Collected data
^^^^^^^^

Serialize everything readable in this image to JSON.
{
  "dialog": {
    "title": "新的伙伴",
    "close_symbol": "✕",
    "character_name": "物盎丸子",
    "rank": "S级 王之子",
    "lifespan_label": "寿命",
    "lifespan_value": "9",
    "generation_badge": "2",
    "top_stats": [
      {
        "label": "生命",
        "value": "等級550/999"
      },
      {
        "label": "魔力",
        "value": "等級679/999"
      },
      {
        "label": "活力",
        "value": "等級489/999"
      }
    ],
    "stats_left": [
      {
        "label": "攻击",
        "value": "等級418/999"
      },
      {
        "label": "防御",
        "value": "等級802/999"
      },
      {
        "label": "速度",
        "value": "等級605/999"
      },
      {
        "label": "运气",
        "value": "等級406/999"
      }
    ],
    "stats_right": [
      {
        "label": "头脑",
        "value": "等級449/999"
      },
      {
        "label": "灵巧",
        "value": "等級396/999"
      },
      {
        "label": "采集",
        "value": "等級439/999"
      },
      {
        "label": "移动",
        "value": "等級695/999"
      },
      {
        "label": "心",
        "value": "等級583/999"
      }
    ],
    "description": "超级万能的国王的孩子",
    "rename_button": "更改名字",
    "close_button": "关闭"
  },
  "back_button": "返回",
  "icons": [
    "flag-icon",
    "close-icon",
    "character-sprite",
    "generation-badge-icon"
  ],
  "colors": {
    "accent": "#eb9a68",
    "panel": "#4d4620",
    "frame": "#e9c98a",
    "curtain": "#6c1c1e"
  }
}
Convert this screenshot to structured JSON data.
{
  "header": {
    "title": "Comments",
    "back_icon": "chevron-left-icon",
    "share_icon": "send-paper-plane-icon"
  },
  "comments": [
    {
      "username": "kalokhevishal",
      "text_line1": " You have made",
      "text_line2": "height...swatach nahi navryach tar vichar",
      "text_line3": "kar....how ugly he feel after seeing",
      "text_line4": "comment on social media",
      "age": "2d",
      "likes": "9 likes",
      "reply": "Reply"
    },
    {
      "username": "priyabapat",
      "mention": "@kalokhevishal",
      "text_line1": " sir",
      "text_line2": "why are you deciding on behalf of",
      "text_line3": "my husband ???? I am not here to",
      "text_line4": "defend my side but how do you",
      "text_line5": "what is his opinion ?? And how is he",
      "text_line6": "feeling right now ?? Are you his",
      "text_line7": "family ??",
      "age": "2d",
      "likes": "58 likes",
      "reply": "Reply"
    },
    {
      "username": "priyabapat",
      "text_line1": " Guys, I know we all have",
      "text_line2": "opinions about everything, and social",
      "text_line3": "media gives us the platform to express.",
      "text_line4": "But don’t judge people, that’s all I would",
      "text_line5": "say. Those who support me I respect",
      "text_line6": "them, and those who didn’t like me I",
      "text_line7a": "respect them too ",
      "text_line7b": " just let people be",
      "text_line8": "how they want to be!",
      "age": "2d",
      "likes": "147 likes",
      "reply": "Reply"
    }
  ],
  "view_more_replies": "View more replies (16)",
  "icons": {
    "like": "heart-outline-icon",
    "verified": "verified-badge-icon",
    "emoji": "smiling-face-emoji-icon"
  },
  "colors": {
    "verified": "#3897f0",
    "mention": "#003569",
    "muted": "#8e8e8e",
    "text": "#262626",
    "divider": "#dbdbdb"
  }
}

^^^^^^^^

**Work to complete:**
Find the lines containing "this" and list every one of them.

**Exercise result:**
Serialize everything readable in this image to JSON.
Convert this screenshot to structured JSON data.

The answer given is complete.